Aim -
Go through the lines below and copy each one that holds the string "sinuum".

Extracted records:
--------------------

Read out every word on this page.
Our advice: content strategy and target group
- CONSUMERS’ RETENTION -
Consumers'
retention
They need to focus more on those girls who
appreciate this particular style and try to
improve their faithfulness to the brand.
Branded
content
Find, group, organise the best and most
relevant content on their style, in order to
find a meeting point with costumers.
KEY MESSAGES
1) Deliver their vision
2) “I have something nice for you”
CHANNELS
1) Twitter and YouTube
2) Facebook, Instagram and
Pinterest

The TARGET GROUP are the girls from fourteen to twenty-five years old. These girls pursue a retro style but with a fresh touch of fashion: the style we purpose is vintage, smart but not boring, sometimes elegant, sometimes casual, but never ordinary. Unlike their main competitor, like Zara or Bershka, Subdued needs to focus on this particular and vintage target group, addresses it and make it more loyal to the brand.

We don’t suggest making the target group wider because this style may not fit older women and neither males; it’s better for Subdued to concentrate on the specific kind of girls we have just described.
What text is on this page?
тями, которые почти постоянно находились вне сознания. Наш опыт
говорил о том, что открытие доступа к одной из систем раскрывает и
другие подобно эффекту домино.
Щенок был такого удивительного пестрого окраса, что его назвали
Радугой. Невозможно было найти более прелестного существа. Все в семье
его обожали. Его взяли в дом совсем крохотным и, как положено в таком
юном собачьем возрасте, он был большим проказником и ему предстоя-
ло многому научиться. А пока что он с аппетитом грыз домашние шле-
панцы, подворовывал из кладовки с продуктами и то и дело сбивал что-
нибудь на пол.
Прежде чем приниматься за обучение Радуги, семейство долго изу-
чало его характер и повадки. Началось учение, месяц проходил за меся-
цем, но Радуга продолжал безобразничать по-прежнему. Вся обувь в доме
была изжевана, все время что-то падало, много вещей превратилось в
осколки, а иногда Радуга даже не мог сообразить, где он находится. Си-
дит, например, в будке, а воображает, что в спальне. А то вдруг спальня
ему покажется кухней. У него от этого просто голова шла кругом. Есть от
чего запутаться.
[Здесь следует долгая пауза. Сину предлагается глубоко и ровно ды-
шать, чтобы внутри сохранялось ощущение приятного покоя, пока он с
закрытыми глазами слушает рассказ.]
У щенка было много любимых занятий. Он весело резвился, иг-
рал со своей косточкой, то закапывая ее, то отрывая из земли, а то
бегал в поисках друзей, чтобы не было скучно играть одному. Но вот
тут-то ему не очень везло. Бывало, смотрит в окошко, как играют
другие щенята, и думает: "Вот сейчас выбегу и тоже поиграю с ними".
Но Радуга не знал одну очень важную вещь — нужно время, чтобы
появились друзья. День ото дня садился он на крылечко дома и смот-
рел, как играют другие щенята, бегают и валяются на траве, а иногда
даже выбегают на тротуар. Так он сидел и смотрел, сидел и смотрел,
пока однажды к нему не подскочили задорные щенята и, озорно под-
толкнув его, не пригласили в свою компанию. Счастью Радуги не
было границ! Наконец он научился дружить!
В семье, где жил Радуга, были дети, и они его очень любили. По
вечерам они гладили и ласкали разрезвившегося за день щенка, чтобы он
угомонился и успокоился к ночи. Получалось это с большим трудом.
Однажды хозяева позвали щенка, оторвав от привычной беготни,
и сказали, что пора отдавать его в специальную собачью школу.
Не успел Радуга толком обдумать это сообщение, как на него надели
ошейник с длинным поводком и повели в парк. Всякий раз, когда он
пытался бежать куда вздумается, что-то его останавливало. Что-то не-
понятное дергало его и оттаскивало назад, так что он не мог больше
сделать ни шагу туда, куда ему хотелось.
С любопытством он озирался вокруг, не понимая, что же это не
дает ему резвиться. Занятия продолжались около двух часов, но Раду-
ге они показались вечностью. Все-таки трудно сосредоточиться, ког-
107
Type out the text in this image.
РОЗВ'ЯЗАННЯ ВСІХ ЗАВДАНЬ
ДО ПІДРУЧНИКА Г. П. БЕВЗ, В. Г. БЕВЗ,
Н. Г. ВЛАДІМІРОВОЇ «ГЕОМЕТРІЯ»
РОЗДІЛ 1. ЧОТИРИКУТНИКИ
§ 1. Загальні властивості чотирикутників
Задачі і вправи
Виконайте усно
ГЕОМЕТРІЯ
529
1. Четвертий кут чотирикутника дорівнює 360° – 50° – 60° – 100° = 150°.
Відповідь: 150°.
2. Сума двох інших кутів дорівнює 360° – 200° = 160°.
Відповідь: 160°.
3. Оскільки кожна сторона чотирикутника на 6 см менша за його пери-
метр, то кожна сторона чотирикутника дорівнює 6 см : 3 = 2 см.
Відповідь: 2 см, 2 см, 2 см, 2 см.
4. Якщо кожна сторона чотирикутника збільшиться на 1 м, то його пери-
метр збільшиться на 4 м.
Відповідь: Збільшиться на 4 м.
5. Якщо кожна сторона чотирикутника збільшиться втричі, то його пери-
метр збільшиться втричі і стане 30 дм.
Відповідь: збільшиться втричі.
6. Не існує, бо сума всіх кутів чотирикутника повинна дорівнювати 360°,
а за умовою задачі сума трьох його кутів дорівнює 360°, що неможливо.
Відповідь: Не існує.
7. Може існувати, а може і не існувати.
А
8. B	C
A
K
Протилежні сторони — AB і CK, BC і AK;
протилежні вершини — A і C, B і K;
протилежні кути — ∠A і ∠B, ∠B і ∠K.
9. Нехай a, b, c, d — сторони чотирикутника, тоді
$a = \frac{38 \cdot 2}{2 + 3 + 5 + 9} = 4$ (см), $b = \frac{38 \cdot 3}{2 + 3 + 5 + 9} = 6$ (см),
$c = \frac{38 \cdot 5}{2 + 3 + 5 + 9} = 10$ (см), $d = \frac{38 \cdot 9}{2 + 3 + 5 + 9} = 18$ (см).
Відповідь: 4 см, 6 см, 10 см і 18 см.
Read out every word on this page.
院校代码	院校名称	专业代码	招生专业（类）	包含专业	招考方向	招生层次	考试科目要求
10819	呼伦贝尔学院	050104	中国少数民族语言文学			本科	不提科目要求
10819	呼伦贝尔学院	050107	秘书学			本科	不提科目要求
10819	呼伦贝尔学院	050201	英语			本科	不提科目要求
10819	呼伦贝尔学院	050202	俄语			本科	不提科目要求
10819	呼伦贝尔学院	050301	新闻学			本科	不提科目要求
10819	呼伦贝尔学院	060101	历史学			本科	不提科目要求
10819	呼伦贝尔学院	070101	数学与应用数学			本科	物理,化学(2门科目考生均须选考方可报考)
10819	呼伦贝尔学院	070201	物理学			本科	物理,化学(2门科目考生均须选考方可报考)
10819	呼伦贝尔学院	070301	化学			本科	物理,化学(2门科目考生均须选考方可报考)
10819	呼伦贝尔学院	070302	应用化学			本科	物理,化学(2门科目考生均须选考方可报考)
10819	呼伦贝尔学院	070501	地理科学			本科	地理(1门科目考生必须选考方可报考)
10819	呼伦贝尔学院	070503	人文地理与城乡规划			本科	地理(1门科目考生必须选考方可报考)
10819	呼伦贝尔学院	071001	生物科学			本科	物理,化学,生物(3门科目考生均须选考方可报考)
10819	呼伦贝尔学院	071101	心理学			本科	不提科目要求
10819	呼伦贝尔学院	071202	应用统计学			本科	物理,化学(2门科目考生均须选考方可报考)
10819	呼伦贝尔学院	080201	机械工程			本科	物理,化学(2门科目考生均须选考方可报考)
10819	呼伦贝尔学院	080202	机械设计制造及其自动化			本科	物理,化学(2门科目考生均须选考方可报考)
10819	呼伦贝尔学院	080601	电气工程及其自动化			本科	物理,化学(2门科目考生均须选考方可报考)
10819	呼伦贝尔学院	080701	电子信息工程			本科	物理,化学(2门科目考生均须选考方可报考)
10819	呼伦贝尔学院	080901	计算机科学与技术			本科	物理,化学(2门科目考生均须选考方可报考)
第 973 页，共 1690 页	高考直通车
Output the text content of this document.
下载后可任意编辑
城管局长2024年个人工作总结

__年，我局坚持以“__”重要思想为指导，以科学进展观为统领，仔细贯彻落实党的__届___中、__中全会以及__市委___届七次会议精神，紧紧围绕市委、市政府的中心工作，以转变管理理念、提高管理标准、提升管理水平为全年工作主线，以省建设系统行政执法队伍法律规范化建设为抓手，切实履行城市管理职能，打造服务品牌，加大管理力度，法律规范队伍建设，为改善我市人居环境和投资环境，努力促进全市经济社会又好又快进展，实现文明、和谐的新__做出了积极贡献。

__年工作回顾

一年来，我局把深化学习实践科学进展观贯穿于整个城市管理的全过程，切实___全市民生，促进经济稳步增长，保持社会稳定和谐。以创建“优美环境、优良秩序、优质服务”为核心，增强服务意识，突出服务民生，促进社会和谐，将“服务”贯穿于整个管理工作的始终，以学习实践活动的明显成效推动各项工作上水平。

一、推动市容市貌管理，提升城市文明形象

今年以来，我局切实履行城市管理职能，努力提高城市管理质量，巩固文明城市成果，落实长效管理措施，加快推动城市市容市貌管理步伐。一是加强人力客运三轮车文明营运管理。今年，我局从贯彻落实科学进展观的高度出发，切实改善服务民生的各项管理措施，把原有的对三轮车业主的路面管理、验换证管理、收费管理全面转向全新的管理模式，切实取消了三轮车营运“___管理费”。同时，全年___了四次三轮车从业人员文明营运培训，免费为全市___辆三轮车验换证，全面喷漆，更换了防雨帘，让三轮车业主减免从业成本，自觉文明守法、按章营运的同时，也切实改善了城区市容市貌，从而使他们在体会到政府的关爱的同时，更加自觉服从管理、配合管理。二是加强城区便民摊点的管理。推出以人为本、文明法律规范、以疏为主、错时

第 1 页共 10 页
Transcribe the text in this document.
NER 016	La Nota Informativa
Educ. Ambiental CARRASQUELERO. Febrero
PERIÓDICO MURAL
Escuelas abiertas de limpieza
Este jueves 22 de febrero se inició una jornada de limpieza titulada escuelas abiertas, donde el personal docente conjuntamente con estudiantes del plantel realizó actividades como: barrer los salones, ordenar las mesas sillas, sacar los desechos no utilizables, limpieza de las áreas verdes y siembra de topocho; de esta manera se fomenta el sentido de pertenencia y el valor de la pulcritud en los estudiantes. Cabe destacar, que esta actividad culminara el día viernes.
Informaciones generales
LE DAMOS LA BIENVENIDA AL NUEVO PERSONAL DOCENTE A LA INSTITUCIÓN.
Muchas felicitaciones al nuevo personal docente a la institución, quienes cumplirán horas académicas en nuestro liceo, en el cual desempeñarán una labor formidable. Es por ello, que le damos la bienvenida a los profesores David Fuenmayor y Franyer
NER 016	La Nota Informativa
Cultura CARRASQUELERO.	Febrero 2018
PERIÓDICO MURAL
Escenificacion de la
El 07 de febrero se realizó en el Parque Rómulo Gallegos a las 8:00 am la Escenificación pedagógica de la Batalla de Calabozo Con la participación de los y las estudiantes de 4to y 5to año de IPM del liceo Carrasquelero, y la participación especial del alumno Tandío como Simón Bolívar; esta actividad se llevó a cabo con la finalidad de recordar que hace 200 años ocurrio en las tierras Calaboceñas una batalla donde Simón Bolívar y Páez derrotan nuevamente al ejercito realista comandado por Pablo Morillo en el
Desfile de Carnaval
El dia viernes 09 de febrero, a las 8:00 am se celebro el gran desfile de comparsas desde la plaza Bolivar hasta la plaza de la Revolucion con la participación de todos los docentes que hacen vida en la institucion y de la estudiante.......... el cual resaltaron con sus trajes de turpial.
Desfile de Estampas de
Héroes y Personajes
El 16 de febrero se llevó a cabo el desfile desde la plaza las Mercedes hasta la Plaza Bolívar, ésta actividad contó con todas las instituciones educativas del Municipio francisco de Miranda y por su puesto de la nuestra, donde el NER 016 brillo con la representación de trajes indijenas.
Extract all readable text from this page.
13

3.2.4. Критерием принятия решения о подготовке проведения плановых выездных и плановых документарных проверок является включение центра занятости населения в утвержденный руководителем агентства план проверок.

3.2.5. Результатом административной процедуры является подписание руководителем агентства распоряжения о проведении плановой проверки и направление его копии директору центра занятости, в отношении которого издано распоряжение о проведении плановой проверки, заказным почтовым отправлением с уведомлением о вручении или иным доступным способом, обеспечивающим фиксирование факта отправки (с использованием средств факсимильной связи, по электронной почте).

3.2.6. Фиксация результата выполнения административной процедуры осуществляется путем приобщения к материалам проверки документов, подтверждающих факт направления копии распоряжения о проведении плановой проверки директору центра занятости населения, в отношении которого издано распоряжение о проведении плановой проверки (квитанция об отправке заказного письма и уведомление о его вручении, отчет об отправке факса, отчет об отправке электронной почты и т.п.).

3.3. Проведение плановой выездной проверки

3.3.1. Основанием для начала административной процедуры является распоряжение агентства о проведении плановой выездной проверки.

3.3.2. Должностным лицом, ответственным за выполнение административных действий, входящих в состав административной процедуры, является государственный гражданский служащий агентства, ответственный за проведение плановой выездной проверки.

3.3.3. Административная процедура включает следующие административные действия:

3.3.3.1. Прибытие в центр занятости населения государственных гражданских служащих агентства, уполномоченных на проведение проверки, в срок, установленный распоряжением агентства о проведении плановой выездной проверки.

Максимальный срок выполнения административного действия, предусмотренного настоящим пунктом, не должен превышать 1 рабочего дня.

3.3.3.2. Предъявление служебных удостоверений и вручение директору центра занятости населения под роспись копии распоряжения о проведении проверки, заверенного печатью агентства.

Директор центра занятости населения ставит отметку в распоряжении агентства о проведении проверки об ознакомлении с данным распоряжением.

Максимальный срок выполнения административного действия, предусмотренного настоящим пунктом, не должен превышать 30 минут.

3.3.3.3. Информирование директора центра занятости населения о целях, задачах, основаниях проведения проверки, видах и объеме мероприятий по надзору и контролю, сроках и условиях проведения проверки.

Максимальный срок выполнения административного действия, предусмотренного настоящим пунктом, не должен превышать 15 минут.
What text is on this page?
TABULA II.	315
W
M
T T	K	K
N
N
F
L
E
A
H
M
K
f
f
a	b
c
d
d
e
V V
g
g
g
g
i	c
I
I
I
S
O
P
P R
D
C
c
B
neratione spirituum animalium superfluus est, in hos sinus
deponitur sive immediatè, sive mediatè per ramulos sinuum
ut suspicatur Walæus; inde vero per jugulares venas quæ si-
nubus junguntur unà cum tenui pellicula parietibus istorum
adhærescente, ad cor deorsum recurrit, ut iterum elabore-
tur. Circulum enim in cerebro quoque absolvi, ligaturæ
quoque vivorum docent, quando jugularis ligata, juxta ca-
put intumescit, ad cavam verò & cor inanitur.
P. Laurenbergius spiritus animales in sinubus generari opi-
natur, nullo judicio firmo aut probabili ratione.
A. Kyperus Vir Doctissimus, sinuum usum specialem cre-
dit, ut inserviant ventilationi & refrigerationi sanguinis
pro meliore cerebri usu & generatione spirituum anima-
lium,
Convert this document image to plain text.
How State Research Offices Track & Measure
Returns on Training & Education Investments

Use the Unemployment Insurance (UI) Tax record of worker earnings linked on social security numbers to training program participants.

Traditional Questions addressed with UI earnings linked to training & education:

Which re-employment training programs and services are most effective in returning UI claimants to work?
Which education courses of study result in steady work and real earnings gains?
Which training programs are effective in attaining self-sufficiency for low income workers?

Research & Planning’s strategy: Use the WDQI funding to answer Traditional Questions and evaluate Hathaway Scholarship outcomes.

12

--------------------

Answer to this task -
deponitur sive immediatè, sive mediatè per ramulos sinuum
A. Kyperus Vir Doctissimus, sinuum usum specialem cre-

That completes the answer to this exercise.